**EXERCISE REQUIREMENTS:** Find and copy lines holding "color".

**SUPPLIED ENTRIES:**
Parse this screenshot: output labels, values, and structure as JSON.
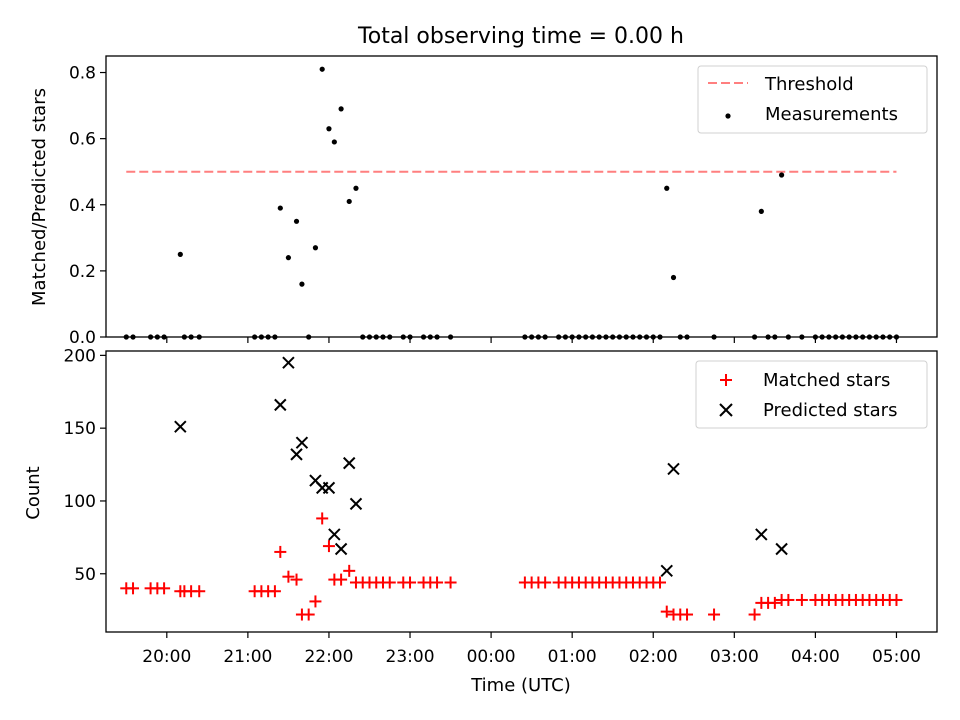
{
  "figure": {
    "title": "Total observing time = 0.00 h"
  },
  "chart_data": [
    {
      "type": "scatter",
      "panel": "top",
      "title": "Total observing time = 0.00 h",
      "ylabel": "Matched/Predicted stars",
      "xlabel": "",
      "xlim": [
        "19:15",
        "05:30"
      ],
      "ylim": [
        0,
        0.85
      ],
      "yticks": [
        0.0,
        0.2,
        0.4,
        0.6,
        0.8
      ],
      "yticklabels": [
        "0.0",
        "0.2",
        "0.4",
        "0.6",
        "0.8"
      ],
      "legend_position": "top-right",
      "threshold": {
        "name": "Threshold",
        "value": 0.5,
        "x_start": "19:30",
        "x_end": "05:00",
        "color": "#ff7f7f",
        "style": "dashed"
      },
      "series": [
        {
          "name": "Measurements",
          "color": "#000000",
          "marker": "dot",
          "points": [
            {
              "x": "19:30",
              "y": 0
            },
            {
              "x": "19:35",
              "y": 0
            },
            {
              "x": "19:48",
              "y": 0
            },
            {
              "x": "19:53",
              "y": 0
            },
            {
              "x": "19:58",
              "y": 0
            },
            {
              "x": "20:10",
              "y": 0.25
            },
            {
              "x": "20:13",
              "y": 0
            },
            {
              "x": "20:18",
              "y": 0
            },
            {
              "x": "20:24",
              "y": 0
            },
            {
              "x": "21:05",
              "y": 0
            },
            {
              "x": "21:10",
              "y": 0
            },
            {
              "x": "21:15",
              "y": 0
            },
            {
              "x": "21:20",
              "y": 0
            },
            {
              "x": "21:24",
              "y": 0.39
            },
            {
              "x": "21:30",
              "y": 0.24
            },
            {
              "x": "21:36",
              "y": 0.35
            },
            {
              "x": "21:40",
              "y": 0.16
            },
            {
              "x": "21:45",
              "y": 0
            },
            {
              "x": "21:50",
              "y": 0.27
            },
            {
              "x": "21:55",
              "y": 0.81
            },
            {
              "x": "22:00",
              "y": 0.63
            },
            {
              "x": "22:04",
              "y": 0.59
            },
            {
              "x": "22:09",
              "y": 0.69
            },
            {
              "x": "22:15",
              "y": 0.41
            },
            {
              "x": "22:20",
              "y": 0.45
            },
            {
              "x": "22:25",
              "y": 0
            },
            {
              "x": "22:30",
              "y": 0
            },
            {
              "x": "22:35",
              "y": 0
            },
            {
              "x": "22:40",
              "y": 0
            },
            {
              "x": "22:45",
              "y": 0
            },
            {
              "x": "22:55",
              "y": 0
            },
            {
              "x": "23:00",
              "y": 0
            },
            {
              "x": "23:10",
              "y": 0
            },
            {
              "x": "23:15",
              "y": 0
            },
            {
              "x": "23:20",
              "y": 0
            },
            {
              "x": "23:30",
              "y": 0
            },
            {
              "x": "00:25",
              "y": 0
            },
            {
              "x": "00:30",
              "y": 0
            },
            {
              "x": "00:35",
              "y": 0
            },
            {
              "x": "00:40",
              "y": 0
            },
            {
              "x": "00:50",
              "y": 0
            },
            {
              "x": "00:55",
              "y": 0
            },
            {
              "x": "01:00",
              "y": 0
            },
            {
              "x": "01:05",
              "y": 0
            },
            {
              "x": "01:10",
              "y": 0
            },
            {
              "x": "01:15",
              "y": 0
            },
            {
              "x": "01:20",
              "y": 0
            },
            {
              "x": "01:25",
              "y": 0
            },
            {
              "x": "01:30",
              "y": 0
            },
            {
              "x": "01:35",
              "y": 0
            },
            {
              "x": "01:40",
              "y": 0
            },
            {
              "x": "01:45",
              "y": 0
            },
            {
              "x": "01:50",
              "y": 0
            },
            {
              "x": "01:55",
              "y": 0
            },
            {
              "x": "02:00",
              "y": 0
            },
            {
              "x": "02:05",
              "y": 0
            },
            {
              "x": "02:10",
              "y": 0.45
            },
            {
              "x": "02:15",
              "y": 0.18
            },
            {
              "x": "02:20",
              "y": 0
            },
            {
              "x": "02:25",
              "y": 0
            },
            {
              "x": "02:45",
              "y": 0
            },
            {
              "x": "03:15",
              "y": 0
            },
            {
              "x": "03:20",
              "y": 0.38
            },
            {
              "x": "03:25",
              "y": 0
            },
            {
              "x": "03:30",
              "y": 0
            },
            {
              "x": "03:35",
              "y": 0.49
            },
            {
              "x": "03:40",
              "y": 0
            },
            {
              "x": "03:50",
              "y": 0
            },
            {
              "x": "04:00",
              "y": 0
            },
            {
              "x": "04:05",
              "y": 0
            },
            {
              "x": "04:10",
              "y": 0
            },
            {
              "x": "04:15",
              "y": 0
            },
            {
              "x": "04:20",
              "y": 0
            },
            {
              "x": "04:25",
              "y": 0
            },
            {
              "x": "04:30",
              "y": 0
            },
            {
              "x": "04:35",
              "y": 0
            },
            {
              "x": "04:40",
              "y": 0
            },
            {
              "x": "04:45",
              "y": 0
            },
            {
              "x": "04:50",
              "y": 0
            },
            {
              "x": "04:55",
              "y": 0
            },
            {
              "x": "05:00",
              "y": 0
            }
          ]
        }
      ]
    },
    {
      "type": "scatter",
      "panel": "bottom",
      "title": "",
      "xlabel": "Time (UTC)",
      "ylabel": "Count",
      "xlim": [
        "19:15",
        "05:30"
      ],
      "ylim": [
        10,
        203
      ],
      "yticks": [
        50,
        100,
        150,
        200
      ],
      "yticklabels": [
        "50",
        "100",
        "150",
        "200"
      ],
      "xticks": [
        "20:00",
        "21:00",
        "22:00",
        "23:00",
        "00:00",
        "01:00",
        "02:00",
        "03:00",
        "04:00",
        "05:00"
      ],
      "xticklabels": [
        "20:00",
        "21:00",
        "22:00",
        "23:00",
        "00:00",
        "01:00",
        "02:00",
        "03:00",
        "04:00",
        "05:00"
      ],
      "legend_position": "top-right",
      "series": [
        {
          "name": "Matched stars",
          "color": "#ff0000",
          "marker": "plus",
          "points": [
            {
              "x": "19:30",
              "y": 40
            },
            {
              "x": "19:35",
              "y": 40
            },
            {
              "x": "19:48",
              "y": 40
            },
            {
              "x": "19:53",
              "y": 40
            },
            {
              "x": "19:58",
              "y": 40
            },
            {
              "x": "20:10",
              "y": 38
            },
            {
              "x": "20:13",
              "y": 38
            },
            {
              "x": "20:18",
              "y": 38
            },
            {
              "x": "20:24",
              "y": 38
            },
            {
              "x": "21:05",
              "y": 38
            },
            {
              "x": "21:10",
              "y": 38
            },
            {
              "x": "21:15",
              "y": 38
            },
            {
              "x": "21:20",
              "y": 38
            },
            {
              "x": "21:24",
              "y": 65
            },
            {
              "x": "21:30",
              "y": 48
            },
            {
              "x": "21:36",
              "y": 46
            },
            {
              "x": "21:40",
              "y": 22
            },
            {
              "x": "21:45",
              "y": 22
            },
            {
              "x": "21:50",
              "y": 31
            },
            {
              "x": "21:55",
              "y": 88
            },
            {
              "x": "22:00",
              "y": 69
            },
            {
              "x": "22:04",
              "y": 46
            },
            {
              "x": "22:09",
              "y": 46
            },
            {
              "x": "22:15",
              "y": 52
            },
            {
              "x": "22:20",
              "y": 44
            },
            {
              "x": "22:25",
              "y": 44
            },
            {
              "x": "22:30",
              "y": 44
            },
            {
              "x": "22:35",
              "y": 44
            },
            {
              "x": "22:40",
              "y": 44
            },
            {
              "x": "22:45",
              "y": 44
            },
            {
              "x": "22:55",
              "y": 44
            },
            {
              "x": "23:00",
              "y": 44
            },
            {
              "x": "23:10",
              "y": 44
            },
            {
              "x": "23:15",
              "y": 44
            },
            {
              "x": "23:20",
              "y": 44
            },
            {
              "x": "23:30",
              "y": 44
            },
            {
              "x": "00:25",
              "y": 44
            },
            {
              "x": "00:30",
              "y": 44
            },
            {
              "x": "00:35",
              "y": 44
            },
            {
              "x": "00:40",
              "y": 44
            },
            {
              "x": "00:50",
              "y": 44
            },
            {
              "x": "00:55",
              "y": 44
            },
            {
              "x": "01:00",
              "y": 44
            },
            {
              "x": "01:05",
              "y": 44
            },
            {
              "x": "01:10",
              "y": 44
            },
            {
              "x": "01:15",
              "y": 44
            },
            {
              "x": "01:20",
              "y": 44
            },
            {
              "x": "01:25",
              "y": 44
            },
            {
              "x": "01:30",
              "y": 44
            },
            {
              "x": "01:35",
              "y": 44
            },
            {
              "x": "01:40",
              "y": 44
            },
            {
              "x": "01:45",
              "y": 44
            },
            {
              "x": "01:50",
              "y": 44
            },
            {
              "x": "01:55",
              "y": 44
            },
            {
              "x": "02:00",
              "y": 44
            },
            {
              "x": "02:05",
              "y": 44
            },
            {
              "x": "02:10",
              "y": 24
            },
            {
              "x": "02:15",
              "y": 22
            },
            {
              "x": "02:20",
              "y": 22
            },
            {
              "x": "02:25",
              "y": 22
            },
            {
              "x": "02:45",
              "y": 22
            },
            {
              "x": "03:15",
              "y": 22
            },
            {
              "x": "03:20",
              "y": 30
            },
            {
              "x": "03:25",
              "y": 30
            },
            {
              "x": "03:30",
              "y": 30
            },
            {
              "x": "03:35",
              "y": 32
            },
            {
              "x": "03:40",
              "y": 32
            },
            {
              "x": "03:50",
              "y": 32
            },
            {
              "x": "04:00",
              "y": 32
            },
            {
              "x": "04:05",
              "y": 32
            },
            {
              "x": "04:10",
              "y": 32
            },
            {
              "x": "04:15",
              "y": 32
            },
            {
              "x": "04:20",
              "y": 32
            },
            {
              "x": "04:25",
              "y": 32
            },
            {
              "x": "04:30",
              "y": 32
            },
            {
              "x": "04:35",
              "y": 32
            },
            {
              "x": "04:40",
              "y": 32
            },
            {
              "x": "04:45",
              "y": 32
            },
            {
              "x": "04:50",
              "y": 32
            },
            {
              "x": "04:55",
              "y": 32
            },
            {
              "x": "05:00",
              "y": 32
            }
          ]
        },
        {
          "name": "Predicted stars",
          "color": "#000000",
          "marker": "x",
          "points": [
            {
              "x": "20:10",
              "y": 151
            },
            {
              "x": "21:24",
              "y": 166
            },
            {
              "x": "21:30",
              "y": 195
            },
            {
              "x": "21:36",
              "y": 132
            },
            {
              "x": "21:40",
              "y": 140
            },
            {
              "x": "21:50",
              "y": 114
            },
            {
              "x": "21:55",
              "y": 109
            },
            {
              "x": "22:00",
              "y": 109
            },
            {
              "x": "22:04",
              "y": 77
            },
            {
              "x": "22:09",
              "y": 67
            },
            {
              "x": "22:15",
              "y": 126
            },
            {
              "x": "22:20",
              "y": 98
            },
            {
              "x": "02:10",
              "y": 52
            },
            {
              "x": "02:15",
              "y": 122
            },
            {
              "x": "03:20",
              "y": 77
            },
            {
              "x": "03:35",
              "y": 67
            }
          ]
        }
      ]
    }
  ]
}
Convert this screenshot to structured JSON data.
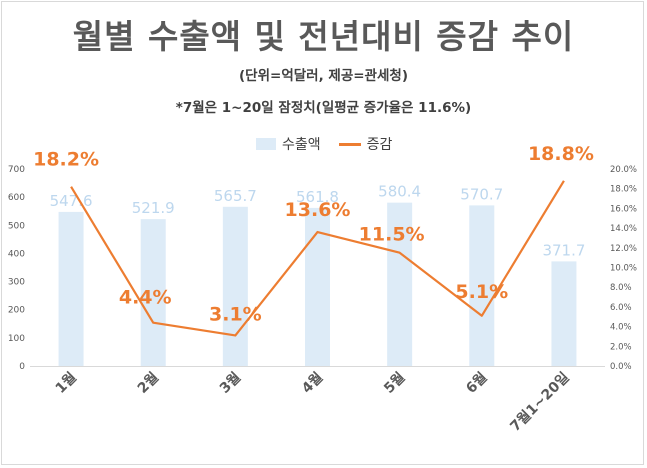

**COMPLETE OUTPUT:**
        "color": "#ff7f7f",
          "color": "#000000",
          "color": "#ff0000",
          "color": "#000000",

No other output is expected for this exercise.